(CHALLENGE) Work through the listing below and count the lines that hold "subtitle". Answer with the number alone.

Data entries
= = = = = = =

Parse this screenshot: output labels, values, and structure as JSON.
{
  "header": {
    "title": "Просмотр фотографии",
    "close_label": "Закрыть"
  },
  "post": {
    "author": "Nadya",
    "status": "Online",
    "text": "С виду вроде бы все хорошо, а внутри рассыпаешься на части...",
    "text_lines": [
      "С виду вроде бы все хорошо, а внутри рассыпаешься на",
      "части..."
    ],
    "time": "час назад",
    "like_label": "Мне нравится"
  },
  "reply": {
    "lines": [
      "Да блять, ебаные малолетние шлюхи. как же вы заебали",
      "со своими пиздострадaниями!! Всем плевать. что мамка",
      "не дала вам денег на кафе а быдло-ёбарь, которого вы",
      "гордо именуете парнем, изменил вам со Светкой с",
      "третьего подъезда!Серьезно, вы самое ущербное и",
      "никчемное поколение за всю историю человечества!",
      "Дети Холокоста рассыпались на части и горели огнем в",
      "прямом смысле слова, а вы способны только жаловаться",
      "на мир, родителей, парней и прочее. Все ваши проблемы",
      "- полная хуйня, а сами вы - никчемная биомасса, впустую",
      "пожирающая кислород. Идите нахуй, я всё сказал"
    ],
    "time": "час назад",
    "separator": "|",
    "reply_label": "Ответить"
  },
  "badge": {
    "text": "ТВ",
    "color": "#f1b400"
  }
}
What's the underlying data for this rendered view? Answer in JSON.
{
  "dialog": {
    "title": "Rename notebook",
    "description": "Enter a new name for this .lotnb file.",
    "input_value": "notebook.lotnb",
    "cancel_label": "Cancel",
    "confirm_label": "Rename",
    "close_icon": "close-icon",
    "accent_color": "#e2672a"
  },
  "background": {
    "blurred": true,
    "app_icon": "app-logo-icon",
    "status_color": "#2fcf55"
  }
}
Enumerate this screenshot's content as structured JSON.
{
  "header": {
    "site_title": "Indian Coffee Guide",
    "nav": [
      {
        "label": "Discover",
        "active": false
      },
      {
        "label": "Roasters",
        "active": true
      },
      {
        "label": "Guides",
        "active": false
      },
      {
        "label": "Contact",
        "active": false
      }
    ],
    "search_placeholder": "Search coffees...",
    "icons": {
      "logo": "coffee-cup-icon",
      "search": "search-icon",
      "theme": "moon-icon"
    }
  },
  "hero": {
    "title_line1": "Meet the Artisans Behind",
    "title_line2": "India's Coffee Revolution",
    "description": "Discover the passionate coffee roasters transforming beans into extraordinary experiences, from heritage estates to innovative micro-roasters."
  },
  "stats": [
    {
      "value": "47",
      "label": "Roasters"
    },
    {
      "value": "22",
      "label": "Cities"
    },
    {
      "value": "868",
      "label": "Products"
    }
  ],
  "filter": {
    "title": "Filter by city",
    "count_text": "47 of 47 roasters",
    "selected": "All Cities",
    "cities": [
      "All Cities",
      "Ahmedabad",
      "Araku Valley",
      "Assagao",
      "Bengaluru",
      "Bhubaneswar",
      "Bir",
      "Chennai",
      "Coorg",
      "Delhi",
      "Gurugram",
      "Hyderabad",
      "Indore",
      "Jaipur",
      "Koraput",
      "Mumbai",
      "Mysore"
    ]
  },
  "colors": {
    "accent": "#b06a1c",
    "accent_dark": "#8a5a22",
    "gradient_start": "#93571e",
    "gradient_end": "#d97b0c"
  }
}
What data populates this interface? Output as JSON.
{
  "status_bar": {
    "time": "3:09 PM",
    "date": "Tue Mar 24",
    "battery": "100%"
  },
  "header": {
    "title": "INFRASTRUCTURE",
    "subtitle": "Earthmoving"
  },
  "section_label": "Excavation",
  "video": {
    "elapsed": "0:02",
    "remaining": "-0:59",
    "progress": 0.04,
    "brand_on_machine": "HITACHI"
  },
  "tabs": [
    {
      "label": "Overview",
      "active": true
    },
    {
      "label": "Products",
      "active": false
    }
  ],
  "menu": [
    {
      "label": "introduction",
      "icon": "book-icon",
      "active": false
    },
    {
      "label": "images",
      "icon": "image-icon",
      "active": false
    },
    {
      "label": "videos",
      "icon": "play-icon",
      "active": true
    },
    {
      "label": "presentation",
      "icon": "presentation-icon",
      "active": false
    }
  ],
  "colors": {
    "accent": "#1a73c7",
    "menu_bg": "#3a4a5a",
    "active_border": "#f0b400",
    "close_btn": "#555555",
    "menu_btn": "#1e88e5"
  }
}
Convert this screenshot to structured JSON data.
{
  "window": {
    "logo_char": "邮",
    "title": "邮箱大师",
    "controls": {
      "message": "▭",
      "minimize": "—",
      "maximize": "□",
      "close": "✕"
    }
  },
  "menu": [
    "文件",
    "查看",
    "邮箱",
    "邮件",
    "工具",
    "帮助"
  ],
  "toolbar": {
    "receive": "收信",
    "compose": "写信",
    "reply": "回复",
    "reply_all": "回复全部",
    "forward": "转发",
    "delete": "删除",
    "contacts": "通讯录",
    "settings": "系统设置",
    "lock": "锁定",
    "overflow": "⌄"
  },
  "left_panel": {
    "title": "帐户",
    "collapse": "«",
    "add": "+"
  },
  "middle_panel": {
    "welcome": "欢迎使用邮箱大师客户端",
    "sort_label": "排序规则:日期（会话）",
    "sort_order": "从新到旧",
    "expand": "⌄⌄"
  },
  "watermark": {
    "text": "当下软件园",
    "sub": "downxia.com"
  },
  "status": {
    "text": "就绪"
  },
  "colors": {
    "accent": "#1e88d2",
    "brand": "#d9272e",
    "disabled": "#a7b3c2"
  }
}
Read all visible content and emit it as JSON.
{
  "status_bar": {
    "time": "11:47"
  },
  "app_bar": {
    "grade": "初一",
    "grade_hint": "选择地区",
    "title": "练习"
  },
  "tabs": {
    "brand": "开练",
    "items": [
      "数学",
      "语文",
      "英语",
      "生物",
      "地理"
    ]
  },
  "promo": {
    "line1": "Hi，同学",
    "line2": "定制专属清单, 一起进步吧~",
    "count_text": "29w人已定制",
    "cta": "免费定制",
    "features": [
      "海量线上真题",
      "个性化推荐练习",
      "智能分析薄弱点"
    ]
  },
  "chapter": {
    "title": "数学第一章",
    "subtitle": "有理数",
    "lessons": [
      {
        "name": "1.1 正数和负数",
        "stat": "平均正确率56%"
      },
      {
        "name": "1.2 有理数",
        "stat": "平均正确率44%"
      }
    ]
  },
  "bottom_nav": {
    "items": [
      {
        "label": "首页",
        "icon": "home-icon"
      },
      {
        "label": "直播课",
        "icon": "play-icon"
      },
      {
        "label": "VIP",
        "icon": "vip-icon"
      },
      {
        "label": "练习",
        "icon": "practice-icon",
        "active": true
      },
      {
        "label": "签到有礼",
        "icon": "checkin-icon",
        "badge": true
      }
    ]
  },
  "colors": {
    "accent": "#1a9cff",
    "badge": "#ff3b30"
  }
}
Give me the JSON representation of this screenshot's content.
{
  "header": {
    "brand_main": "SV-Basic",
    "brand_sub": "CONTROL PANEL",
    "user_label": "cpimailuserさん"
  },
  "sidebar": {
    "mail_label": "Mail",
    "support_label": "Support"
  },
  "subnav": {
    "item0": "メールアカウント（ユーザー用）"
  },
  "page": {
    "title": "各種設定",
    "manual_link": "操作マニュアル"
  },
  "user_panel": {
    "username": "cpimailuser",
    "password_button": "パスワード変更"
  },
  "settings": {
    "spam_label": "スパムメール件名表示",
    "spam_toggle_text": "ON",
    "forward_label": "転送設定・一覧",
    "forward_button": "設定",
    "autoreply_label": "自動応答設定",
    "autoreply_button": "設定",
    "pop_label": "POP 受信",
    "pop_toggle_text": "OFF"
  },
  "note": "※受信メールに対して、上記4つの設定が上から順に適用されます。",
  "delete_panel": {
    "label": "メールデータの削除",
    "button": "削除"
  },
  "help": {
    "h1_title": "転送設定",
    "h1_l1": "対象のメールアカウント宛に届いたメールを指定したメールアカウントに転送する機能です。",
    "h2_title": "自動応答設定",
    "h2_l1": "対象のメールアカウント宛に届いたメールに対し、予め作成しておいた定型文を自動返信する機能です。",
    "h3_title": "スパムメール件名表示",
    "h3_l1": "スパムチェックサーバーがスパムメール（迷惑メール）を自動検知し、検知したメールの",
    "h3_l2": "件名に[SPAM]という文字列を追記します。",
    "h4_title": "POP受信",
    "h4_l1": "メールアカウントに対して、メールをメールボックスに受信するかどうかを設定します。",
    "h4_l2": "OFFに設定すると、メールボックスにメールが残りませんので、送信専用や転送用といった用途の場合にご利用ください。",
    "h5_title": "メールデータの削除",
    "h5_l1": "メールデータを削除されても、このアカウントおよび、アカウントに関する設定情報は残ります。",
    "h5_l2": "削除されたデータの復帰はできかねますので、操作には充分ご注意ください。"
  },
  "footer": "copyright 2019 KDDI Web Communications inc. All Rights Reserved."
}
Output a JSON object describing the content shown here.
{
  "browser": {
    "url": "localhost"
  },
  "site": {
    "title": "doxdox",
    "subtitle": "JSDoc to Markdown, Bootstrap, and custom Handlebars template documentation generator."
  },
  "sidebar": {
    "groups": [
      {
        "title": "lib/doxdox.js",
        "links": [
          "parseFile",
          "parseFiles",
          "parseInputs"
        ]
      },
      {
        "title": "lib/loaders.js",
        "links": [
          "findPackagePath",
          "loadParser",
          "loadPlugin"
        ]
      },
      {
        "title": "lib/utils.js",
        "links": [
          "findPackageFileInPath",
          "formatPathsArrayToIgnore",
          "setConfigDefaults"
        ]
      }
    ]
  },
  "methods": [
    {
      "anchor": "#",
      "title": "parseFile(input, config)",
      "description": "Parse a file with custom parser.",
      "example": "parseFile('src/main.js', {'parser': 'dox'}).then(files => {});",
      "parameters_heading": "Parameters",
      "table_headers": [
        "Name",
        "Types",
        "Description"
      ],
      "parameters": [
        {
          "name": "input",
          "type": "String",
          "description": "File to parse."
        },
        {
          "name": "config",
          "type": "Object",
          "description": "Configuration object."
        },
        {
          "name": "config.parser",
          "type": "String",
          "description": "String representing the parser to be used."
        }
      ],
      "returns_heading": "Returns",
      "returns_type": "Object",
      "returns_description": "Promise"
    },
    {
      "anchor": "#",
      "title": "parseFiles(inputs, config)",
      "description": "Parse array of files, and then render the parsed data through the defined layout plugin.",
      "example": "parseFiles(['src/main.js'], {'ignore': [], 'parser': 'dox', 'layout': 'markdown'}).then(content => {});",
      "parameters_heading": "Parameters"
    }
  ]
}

= = = = = = =

(RESULT FOR THIS EXERCISE) 3